Listed entries »
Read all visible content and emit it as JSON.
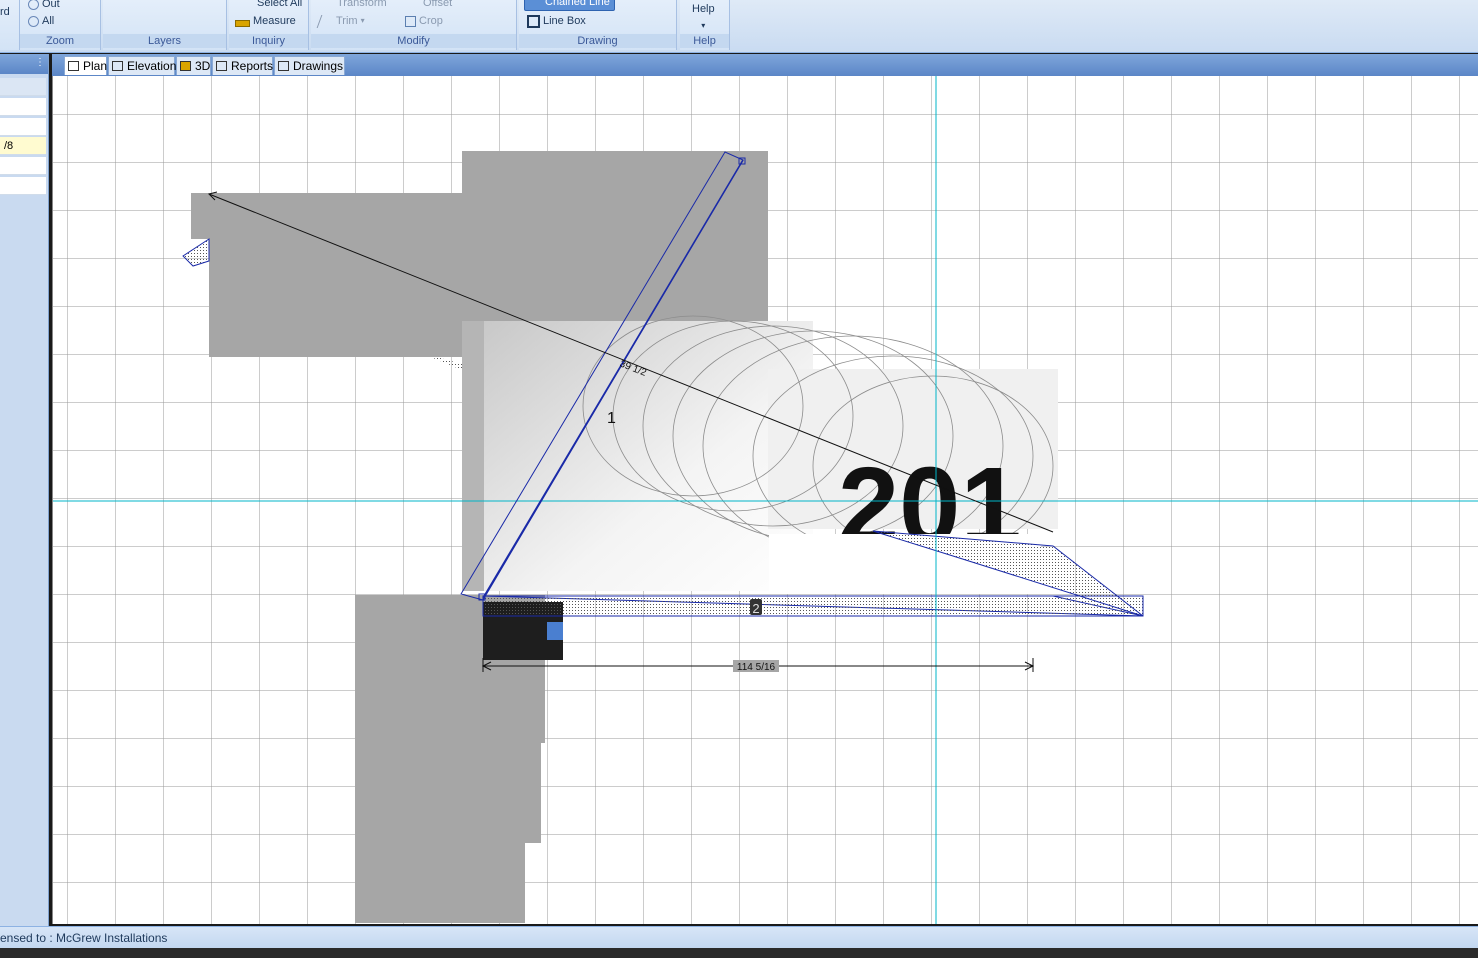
{
  "ribbon": {
    "groups": [
      {
        "label": "Zoom",
        "buttons": [
          "Out",
          "All"
        ]
      },
      {
        "label": "Layers",
        "buttons": []
      },
      {
        "label": "Inquiry",
        "buttons": [
          "Select All",
          "Measure"
        ]
      },
      {
        "label": "Modify",
        "buttons": [
          "Transform",
          "Offset",
          "Trim",
          "Crop"
        ]
      },
      {
        "label": "Drawing",
        "buttons": [
          "Chained Line",
          "Line Box"
        ]
      },
      {
        "label": "Help",
        "buttons": [
          "Help"
        ]
      }
    ],
    "partial_left_label": "rd"
  },
  "left_panel": {
    "field_value": "/8"
  },
  "tabs": [
    {
      "label": "Plan",
      "active": true
    },
    {
      "label": "Elevation",
      "active": false
    },
    {
      "label": "3D",
      "active": false
    },
    {
      "label": "Reports",
      "active": false
    },
    {
      "label": "Drawings",
      "active": false
    }
  ],
  "drawing": {
    "diagonal_dimension": "39 1/2",
    "bottom_dimension": "114 5/16",
    "piece_label_1": "1",
    "piece_label_2": "2",
    "overlay_text": "201"
  },
  "status": {
    "text": "ensed to : McGrew Installations"
  },
  "colors": {
    "accent": "#5b86c7",
    "guide": "#00b5c8",
    "countertop_outline": "#1a2aa8"
  }
}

Problem requirements » Print each line of the material above exactly, with the pictures removed from your copy.

Answer »
Read all visible content and emit it as JSON.
{
  "ribbon": {
    "groups": [
      {
        "label": "Zoom",
        "buttons": [
          "Out",
          "All"
        ]
      },
      {
        "label": "Layers",
        "buttons": []
      },
      {
        "label": "Inquiry",
        "buttons": [
          "Select All",
          "Measure"
        ]
      },
      {
        "label": "Modify",
        "buttons": [
          "Transform",
          "Offset",
          "Trim",
          "Crop"
        ]
      },
      {
        "label": "Drawing",
        "buttons": [
          "Chained Line",
          "Line Box"
        ]
      },
      {
        "label": "Help",
        "buttons": [
          "Help"
        ]
      }
    ],
    "partial_left_label": "rd"
  },
  "left_panel": {
    "field_value": "/8"
  },
  "tabs": [
    {
      "label": "Plan",
      "active": true
    },
    {
      "label": "Elevation",
      "active": false
    },
    {
      "label": "3D",
      "active": false
    },
    {
      "label": "Reports",
      "active": false
    },
    {
      "label": "Drawings",
      "active": false
    }
  ],
  "drawing": {
    "diagonal_dimension": "39 1/2",
    "bottom_dimension": "114 5/16",
    "piece_label_1": "1",
    "piece_label_2": "2",
    "overlay_text": "201"
  },
  "status": {
    "text": "ensed to : McGrew Installations"
  },
  "colors": {
    "accent": "#5b86c7",
    "guide": "#00b5c8",
    "countertop_outline": "#1a2aa8"
  }
}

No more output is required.